Source records:

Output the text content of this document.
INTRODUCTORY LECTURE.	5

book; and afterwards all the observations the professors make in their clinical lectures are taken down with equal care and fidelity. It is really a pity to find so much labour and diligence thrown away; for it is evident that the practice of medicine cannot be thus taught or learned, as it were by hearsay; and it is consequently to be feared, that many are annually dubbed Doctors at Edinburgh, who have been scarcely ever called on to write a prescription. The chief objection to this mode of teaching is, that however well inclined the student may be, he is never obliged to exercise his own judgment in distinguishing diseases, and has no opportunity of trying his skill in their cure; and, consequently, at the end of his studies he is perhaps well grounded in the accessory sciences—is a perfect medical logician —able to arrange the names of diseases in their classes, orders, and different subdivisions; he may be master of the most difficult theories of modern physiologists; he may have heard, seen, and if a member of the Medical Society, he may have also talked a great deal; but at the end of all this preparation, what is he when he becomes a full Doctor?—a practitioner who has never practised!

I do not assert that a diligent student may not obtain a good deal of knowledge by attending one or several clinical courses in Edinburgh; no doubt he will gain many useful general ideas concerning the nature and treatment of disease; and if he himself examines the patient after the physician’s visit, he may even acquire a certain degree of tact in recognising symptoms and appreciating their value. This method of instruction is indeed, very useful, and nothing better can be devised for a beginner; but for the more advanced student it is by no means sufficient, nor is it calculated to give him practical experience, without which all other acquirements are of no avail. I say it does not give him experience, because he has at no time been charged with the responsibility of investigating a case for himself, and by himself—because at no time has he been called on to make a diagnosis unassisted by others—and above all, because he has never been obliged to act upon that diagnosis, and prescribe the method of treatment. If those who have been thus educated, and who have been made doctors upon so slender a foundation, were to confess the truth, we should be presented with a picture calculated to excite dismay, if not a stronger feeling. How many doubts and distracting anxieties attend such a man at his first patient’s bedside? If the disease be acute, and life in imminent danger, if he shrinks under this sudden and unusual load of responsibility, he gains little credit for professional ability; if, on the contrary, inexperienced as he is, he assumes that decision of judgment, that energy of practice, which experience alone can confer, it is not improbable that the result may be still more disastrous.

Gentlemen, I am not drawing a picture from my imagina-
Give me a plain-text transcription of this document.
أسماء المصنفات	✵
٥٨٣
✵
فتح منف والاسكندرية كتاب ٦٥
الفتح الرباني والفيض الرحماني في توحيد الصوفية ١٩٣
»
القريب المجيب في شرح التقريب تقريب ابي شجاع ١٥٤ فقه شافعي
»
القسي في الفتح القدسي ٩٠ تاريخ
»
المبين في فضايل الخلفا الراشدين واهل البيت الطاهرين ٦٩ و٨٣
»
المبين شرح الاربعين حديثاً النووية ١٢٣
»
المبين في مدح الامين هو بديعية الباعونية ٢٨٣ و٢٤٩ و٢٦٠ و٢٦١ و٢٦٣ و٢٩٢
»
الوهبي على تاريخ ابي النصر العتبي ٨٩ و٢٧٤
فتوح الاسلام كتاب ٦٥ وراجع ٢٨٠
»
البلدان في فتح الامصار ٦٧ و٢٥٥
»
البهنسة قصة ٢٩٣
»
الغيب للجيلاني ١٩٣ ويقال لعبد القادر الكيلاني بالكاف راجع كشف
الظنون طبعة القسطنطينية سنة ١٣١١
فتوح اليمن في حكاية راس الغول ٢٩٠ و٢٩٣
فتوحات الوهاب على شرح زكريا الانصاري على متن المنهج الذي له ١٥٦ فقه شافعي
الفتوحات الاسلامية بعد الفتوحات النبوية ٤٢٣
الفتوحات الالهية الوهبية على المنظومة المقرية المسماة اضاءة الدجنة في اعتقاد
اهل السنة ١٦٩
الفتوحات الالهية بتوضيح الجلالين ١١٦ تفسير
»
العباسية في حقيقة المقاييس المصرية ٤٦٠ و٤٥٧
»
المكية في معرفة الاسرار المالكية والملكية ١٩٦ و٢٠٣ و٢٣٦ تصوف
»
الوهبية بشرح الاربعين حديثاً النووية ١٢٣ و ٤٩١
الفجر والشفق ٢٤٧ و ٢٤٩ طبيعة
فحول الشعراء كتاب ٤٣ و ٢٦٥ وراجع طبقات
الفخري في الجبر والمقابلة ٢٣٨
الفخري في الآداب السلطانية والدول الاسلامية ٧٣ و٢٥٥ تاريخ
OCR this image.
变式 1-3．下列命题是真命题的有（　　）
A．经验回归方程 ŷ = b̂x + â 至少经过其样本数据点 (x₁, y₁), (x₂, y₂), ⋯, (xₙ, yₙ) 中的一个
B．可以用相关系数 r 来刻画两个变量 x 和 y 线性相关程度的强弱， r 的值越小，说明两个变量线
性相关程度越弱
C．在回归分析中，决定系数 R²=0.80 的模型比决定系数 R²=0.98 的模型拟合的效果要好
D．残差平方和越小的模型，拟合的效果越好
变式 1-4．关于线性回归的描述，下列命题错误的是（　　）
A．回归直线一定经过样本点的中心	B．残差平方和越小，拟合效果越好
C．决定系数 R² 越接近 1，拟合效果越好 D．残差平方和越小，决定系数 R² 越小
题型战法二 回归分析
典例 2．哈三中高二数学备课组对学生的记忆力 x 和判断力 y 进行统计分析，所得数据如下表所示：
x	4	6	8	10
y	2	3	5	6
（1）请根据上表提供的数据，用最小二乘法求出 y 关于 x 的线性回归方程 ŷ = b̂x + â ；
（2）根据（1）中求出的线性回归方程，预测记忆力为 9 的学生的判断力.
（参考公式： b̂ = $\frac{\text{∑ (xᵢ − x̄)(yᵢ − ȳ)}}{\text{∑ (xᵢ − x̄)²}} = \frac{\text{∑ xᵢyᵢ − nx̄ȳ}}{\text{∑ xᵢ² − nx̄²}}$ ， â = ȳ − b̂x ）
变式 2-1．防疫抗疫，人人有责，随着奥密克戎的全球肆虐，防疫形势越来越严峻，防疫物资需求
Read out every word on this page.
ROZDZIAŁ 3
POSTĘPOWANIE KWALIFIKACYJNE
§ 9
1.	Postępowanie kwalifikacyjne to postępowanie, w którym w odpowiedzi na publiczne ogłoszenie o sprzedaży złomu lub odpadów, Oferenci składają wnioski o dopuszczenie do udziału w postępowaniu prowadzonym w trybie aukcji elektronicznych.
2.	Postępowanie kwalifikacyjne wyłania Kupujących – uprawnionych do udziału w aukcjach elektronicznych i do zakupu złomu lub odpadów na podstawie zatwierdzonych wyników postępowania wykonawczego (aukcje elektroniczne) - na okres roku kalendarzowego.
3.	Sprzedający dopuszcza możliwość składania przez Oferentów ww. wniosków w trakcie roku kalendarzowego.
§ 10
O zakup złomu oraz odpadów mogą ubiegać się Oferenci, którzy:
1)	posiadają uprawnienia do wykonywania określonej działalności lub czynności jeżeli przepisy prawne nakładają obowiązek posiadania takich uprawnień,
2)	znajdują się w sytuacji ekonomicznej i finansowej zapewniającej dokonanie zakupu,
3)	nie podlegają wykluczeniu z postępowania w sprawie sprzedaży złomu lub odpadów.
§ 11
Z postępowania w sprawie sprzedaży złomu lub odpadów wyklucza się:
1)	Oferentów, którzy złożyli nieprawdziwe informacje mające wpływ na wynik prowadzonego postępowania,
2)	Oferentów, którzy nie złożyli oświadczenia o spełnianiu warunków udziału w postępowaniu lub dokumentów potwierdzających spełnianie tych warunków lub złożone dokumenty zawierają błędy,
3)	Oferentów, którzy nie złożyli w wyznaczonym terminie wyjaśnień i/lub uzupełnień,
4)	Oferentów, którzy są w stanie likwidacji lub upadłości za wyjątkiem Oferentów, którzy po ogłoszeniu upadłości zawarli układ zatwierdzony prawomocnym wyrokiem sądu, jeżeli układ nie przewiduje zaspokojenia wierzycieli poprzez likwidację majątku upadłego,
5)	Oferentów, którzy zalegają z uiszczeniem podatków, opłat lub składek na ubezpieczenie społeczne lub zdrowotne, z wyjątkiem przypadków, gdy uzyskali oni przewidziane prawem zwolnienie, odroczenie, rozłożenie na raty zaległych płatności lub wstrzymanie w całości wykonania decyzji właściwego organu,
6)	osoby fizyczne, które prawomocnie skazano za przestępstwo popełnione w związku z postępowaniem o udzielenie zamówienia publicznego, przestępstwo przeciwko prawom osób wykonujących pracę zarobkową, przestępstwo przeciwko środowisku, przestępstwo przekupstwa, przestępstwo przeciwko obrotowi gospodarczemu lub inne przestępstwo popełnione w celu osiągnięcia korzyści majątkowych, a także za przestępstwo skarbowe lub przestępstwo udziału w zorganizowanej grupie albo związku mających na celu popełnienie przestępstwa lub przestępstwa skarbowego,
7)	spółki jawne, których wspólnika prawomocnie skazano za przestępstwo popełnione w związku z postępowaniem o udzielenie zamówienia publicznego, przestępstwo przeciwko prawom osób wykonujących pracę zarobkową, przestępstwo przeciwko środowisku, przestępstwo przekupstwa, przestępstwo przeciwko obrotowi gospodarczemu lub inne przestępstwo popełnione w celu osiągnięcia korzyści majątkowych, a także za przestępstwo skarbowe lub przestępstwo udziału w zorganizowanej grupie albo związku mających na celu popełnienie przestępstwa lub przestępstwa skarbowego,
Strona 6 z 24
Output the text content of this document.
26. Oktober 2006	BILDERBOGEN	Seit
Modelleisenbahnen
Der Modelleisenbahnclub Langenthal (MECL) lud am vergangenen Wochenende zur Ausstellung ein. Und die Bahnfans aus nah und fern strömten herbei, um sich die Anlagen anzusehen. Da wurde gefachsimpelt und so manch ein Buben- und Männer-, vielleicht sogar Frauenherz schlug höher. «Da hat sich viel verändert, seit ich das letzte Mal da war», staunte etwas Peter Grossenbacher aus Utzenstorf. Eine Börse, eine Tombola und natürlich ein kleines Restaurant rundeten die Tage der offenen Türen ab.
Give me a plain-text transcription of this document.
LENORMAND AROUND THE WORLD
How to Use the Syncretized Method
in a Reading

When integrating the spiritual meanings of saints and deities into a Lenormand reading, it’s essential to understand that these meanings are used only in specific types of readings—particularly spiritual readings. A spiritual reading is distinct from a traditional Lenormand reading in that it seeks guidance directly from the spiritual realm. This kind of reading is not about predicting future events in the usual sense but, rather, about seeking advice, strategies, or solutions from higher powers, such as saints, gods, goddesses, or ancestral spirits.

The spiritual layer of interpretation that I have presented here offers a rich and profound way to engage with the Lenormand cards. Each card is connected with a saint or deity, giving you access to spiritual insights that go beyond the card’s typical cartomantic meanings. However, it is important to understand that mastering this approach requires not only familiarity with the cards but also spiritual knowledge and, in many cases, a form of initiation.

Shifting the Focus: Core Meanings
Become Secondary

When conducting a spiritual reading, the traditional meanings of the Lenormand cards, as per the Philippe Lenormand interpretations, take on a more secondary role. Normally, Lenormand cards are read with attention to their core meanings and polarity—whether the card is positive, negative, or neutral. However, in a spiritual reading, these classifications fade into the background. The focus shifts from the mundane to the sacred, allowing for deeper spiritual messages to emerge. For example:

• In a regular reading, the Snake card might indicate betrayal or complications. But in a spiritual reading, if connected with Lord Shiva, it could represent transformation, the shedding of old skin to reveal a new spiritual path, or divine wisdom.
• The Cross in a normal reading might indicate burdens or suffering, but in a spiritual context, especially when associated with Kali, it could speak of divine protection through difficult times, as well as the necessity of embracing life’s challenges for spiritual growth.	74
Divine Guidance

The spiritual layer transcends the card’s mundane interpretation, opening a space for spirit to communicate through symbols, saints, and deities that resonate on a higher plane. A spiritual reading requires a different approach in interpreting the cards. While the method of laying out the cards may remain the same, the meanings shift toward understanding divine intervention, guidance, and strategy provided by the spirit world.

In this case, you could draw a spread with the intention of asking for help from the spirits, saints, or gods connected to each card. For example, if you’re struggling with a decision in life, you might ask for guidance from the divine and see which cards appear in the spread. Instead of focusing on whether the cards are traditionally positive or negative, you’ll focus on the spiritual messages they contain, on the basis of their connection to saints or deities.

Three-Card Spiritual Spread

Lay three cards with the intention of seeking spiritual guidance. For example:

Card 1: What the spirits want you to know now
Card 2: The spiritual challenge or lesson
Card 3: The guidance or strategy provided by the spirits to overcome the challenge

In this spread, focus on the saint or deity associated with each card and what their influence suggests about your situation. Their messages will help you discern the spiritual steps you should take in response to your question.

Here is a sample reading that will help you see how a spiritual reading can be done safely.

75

### Direction
Search the records above for "about". Copy each line where it is found.

### Solution for this exercise
When integrating the spiritual meanings of saints and deities into a Lenormand reading, it’s essential to understand that these meanings are used only in specific types of readings—particularly spiritual readings. A spiritual reading is distinct from a traditional Lenormand reading in that it seeks guidance directly from the spiritual realm. This kind of reading is not about predicting future events in the usual sense but, rather, about seeking advice, strategies, or solutions from higher powers, such as saints, gods, goddesses, or ancestral spirits.
In this spread, focus on the saint or deity associated with each card and what their influence suggests about your situation. Their messages will help you discern the spiritual steps you should take in response to your question.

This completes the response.